Aim 1
Write out the part of the passage on relative coordinate calculation that opens with the words "[0263] Next, in" and closes with "will be described.", copying it word for word.

Page
▼

As shown in FIG. 45, upon detection of absolute coordinate data
about the input pattern written in the following order (or writing
direction): (x.sub.0, y.sub.0), (x.sub.1, y.sub.1), (x.sub.2,
y.sub.2) and (X.sub.3, y.sub.3), the movement distance calculation
means 310 calculates relative coordinate data (p.sub.0, q.sub.0),
(p.sub.1, q.sub.1), and (p.sub.2, q.sub.2). In this process,
p.sub.n and q.sub.n (n=0 to 2) are calculated as
p.sub.n=x.sub.n+1-x.sub.n and q.sub.n=y.sub.n+1-y.sub.n,
respectively.
[0262] The operation of the eighth preferred embodiment will be
described with reference to the flowchart of FIG. 44. First, in
Step S11, the control means 24h controls the input section 20 to
acquire an input pattern.
[0263] Next, in Step S301, the control means 24h inquires of the
operating mode control means 301 as to the current operating mode.
If the operating mode indicates the character recognition, the
process proceeds to Step S12 for the subsequent processes similar
to those of the seventh preferred embodiment. If not, the process
proceeds to Step S304. In this example, the operating mode which
indicates no character recognition will be described.
[0264] In Step S304, the control means 24h sends the input pattern
obtained by the input section 20 to the movement distance
calculation means 310, and the movement distance calculation means
310 calculates relative coordinates based on the absolute
coordinates of the entire input pattern. The relative coordinates
generated by the movement distance calculation means 310 are
calculated, for example, in a manner described with reference to
FIG. 45.
[0265] Next, in Step S305, the control means 24h sends all of the
relative coordinates generated by the movement distance calculation
means 310 to the key code generation means 311, and the key code
generation means 311 generates key codes corresponding to all pairs
of the relative coordinates.
[0266] Next, in Step S3, the control means 24h sends all of the key
codes corresponding to the respective pairs of absolute coordinates
generated by the key code generation means 42 to the connection
section 302. The connection section 302 sends the key codes to the
external device such as the portable telephone 10.

▲

Aim 2
From the listing, extract without change the lines running from the one that contains "data-point-labeled: [606, 367, 615, 376]" through the one that contains "data-point: [482, 439, 491, 447]", both included.

[Spatial layout data]

▼

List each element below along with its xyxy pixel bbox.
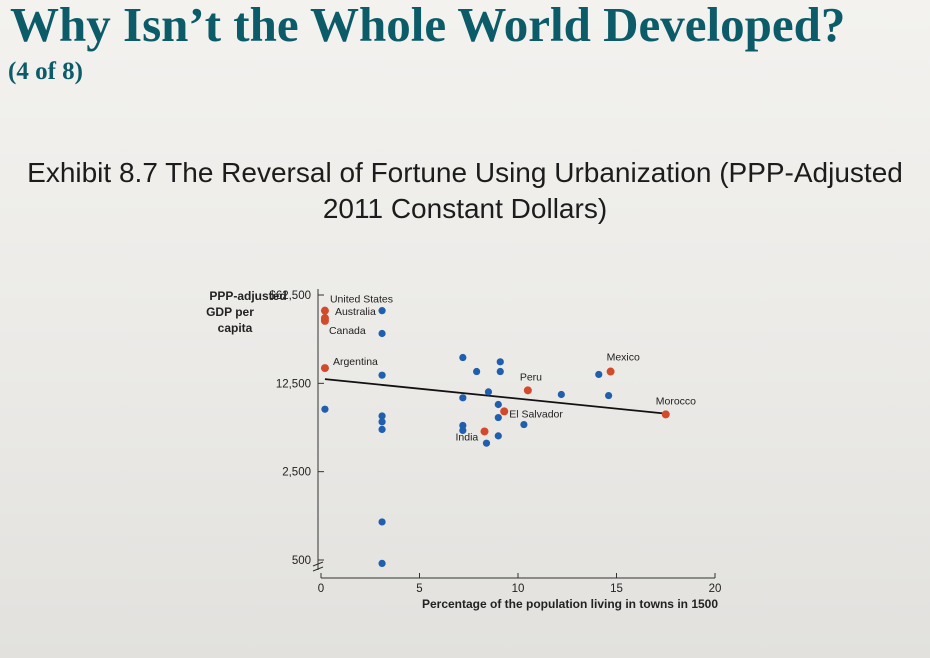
data-point-labeled: [606, 367, 615, 376]
country-label: Australia: [335, 306, 376, 318]
data-point: [595, 370, 603, 379]
data-point: [378, 329, 386, 338]
data-point: [378, 412, 386, 420]
data-point: [459, 421, 467, 430]
data-point-labeled: [320, 316, 329, 325]
y-axis-title-line: PPP-adjusted: [209, 289, 286, 303]
data-point: [378, 559, 386, 567]
data-point: [482, 439, 491, 447]
y-tick-label: 12,500: [276, 378, 311, 390]
x-tick-label: 0: [318, 583, 324, 595]
y-axis-break-mark: [312, 561, 324, 572]
slide-title: Why Isn’t the Whole World Developed?: [10, 0, 846, 52]
country-label: Argentina: [333, 356, 378, 368]
data-point: [459, 353, 467, 362]
data-point: [473, 367, 481, 376]
trend-line: [324, 378, 666, 415]
y-tick-label: 500: [292, 555, 311, 567]
data-point-labeled: [500, 407, 509, 416]
slide-subtitle: (4 of 8): [8, 58, 83, 85]
data-point: [496, 358, 504, 366]
data-point: [378, 425, 386, 433]
country-label: Peru: [520, 371, 542, 383]
x-tick-label: 10: [512, 583, 525, 595]
data-point: [494, 413, 502, 422]
data-point: [605, 391, 613, 400]
country-label: Canada: [329, 325, 366, 337]
country-label: India: [456, 431, 479, 443]
exhibit-title-line-2: 2011 Constant Dollars): [322, 193, 608, 224]
data-point: [378, 371, 386, 379]
data-point: [321, 405, 329, 413]
y-axis-title-line: GDP per: [206, 305, 254, 319]
data-point: [378, 518, 386, 526]
data-point-labeled: [480, 427, 489, 436]
data-point: [557, 390, 565, 399]
x-axis-title: Percentage of the population living in t…: [422, 597, 718, 611]
country-label: Mexico: [607, 352, 640, 364]
data-point: [459, 426, 467, 435]
country-label: El Salvador: [509, 408, 563, 420]
country-label: Morocco: [656, 395, 696, 407]
data-point-labeled: [661, 410, 670, 419]
data-point: [520, 420, 528, 429]
data-point: [484, 388, 493, 396]
data-point-labeled: [523, 386, 532, 395]
data-point: [378, 307, 386, 315]
data-point: [494, 432, 502, 440]
y-tick-label: $62,500: [269, 290, 311, 302]
x-tick-label: 20: [709, 583, 722, 595]
data-point: [496, 367, 504, 376]
y-tick-label: 2,500: [282, 467, 311, 479]
data-point-labeled: [320, 364, 329, 373]
data-point-labeled: [320, 306, 329, 315]
exhibit-title-line-1: Exhibit 8.7 The Reversal of Fortune Usin…: [27, 157, 903, 188]
data-point: [459, 394, 467, 402]
country-label: United States: [330, 294, 393, 306]
data-point: [494, 400, 502, 409]
data-points: [320, 306, 670, 567]
x-tick-label: 5: [416, 583, 422, 595]
x-tick-label: 15: [610, 583, 623, 595]
y-axis-title-line: capita: [218, 321, 253, 335]
data-point: [378, 418, 386, 426]
trend-line-group: [324, 378, 666, 415]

▲

Complete answer 1
[0263] Next, in Step S301, the control means 24h inquires of the
operating mode control means 301 as to the current operating mode.
If the operating mode indicates the character recognition, the
process proceeds to Step S12 for the subsequent processes similar
to those of the seventh preferred embodiment. If not, the process
proceeds to Step S304. In this example, the operating mode which
indicates no character recognition will be described.

Complete answer 2
data-point-labeled: [606, 367, 615, 376]
country-label: Australia: [335, 306, 376, 318]
data-point: [595, 370, 603, 379]
data-point: [378, 329, 386, 338]
data-point: [378, 412, 386, 420]
data-point: [459, 421, 467, 430]
data-point-labeled: [320, 316, 329, 325]
y-axis-title-line: PPP-adjusted: [209, 289, 286, 303]
data-point: [378, 559, 386, 567]
data-point: [482, 439, 491, 447]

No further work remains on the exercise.